### PROBLEM DETAILS
Exactly as they appear, output all of the records. Skip any images.

═══ INFORMATION SUPPLIED

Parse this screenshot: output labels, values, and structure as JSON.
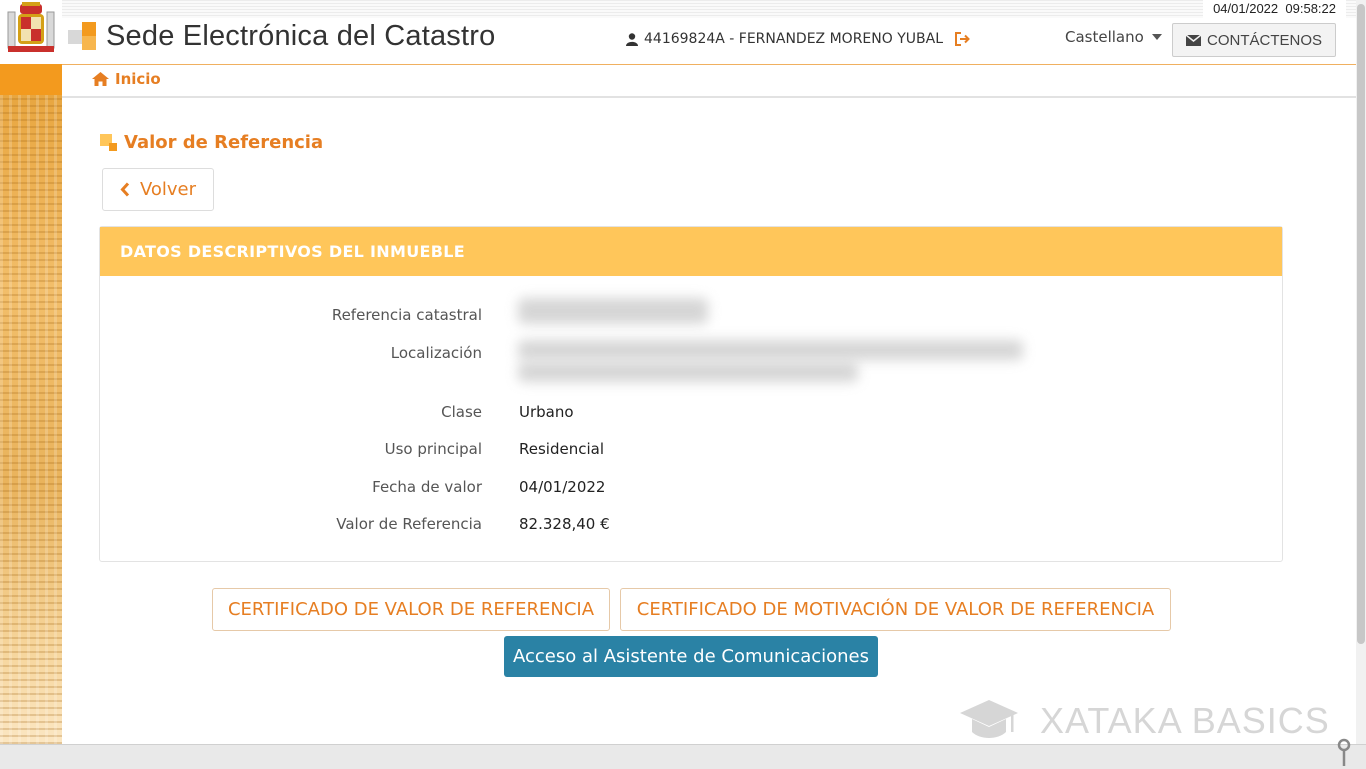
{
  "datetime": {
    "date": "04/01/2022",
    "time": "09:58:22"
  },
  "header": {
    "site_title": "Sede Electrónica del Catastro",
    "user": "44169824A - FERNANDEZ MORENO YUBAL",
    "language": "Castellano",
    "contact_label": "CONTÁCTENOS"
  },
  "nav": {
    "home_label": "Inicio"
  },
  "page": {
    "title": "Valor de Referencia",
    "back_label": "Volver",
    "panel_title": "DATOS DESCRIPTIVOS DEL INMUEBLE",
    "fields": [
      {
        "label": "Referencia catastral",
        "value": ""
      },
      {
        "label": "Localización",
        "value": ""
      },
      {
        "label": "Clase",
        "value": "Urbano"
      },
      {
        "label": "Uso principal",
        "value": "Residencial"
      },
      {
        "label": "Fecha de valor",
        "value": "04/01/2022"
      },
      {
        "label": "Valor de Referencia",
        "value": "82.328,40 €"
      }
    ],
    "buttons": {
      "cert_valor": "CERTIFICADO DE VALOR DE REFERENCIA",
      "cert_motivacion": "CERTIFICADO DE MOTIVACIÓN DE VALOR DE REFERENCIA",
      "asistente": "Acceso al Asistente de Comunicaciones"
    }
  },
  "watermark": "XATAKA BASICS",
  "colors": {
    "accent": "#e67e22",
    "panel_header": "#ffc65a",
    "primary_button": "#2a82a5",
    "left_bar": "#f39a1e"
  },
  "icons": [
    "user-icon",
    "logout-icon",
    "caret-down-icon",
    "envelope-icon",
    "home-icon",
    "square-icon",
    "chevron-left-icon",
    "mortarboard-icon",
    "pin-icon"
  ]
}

══════

### SOLUTION TO THIS EXERCISE
Parse this screenshot: output labels, values, and structure as JSON.
{
  "datetime": {
    "date": "04/01/2022",
    "time": "09:58:22"
  },
  "header": {
    "site_title": "Sede Electrónica del Catastro",
    "user": "44169824A - FERNANDEZ MORENO YUBAL",
    "language": "Castellano",
    "contact_label": "CONTÁCTENOS"
  },
  "nav": {
    "home_label": "Inicio"
  },
  "page": {
    "title": "Valor de Referencia",
    "back_label": "Volver",
    "panel_title": "DATOS DESCRIPTIVOS DEL INMUEBLE",
    "fields": [
      {
        "label": "Referencia catastral",
        "value": ""
      },
      {
        "label": "Localización",
        "value": ""
      },
      {
        "label": "Clase",
        "value": "Urbano"
      },
      {
        "label": "Uso principal",
        "value": "Residencial"
      },
      {
        "label": "Fecha de valor",
        "value": "04/01/2022"
      },
      {
        "label": "Valor de Referencia",
        "value": "82.328,40 €"
      }
    ],
    "buttons": {
      "cert_valor": "CERTIFICADO DE VALOR DE REFERENCIA",
      "cert_motivacion": "CERTIFICADO DE MOTIVACIÓN DE VALOR DE REFERENCIA",
      "asistente": "Acceso al Asistente de Comunicaciones"
    }
  },
  "watermark": "XATAKA BASICS",
  "colors": {
    "accent": "#e67e22",
    "panel_header": "#ffc65a",
    "primary_button": "#2a82a5",
    "left_bar": "#f39a1e"
  },
  "icons": [
    "user-icon",
    "logout-icon",
    "caret-down-icon",
    "envelope-icon",
    "home-icon",
    "square-icon",
    "chevron-left-icon",
    "mortarboard-icon",
    "pin-icon"
  ]
}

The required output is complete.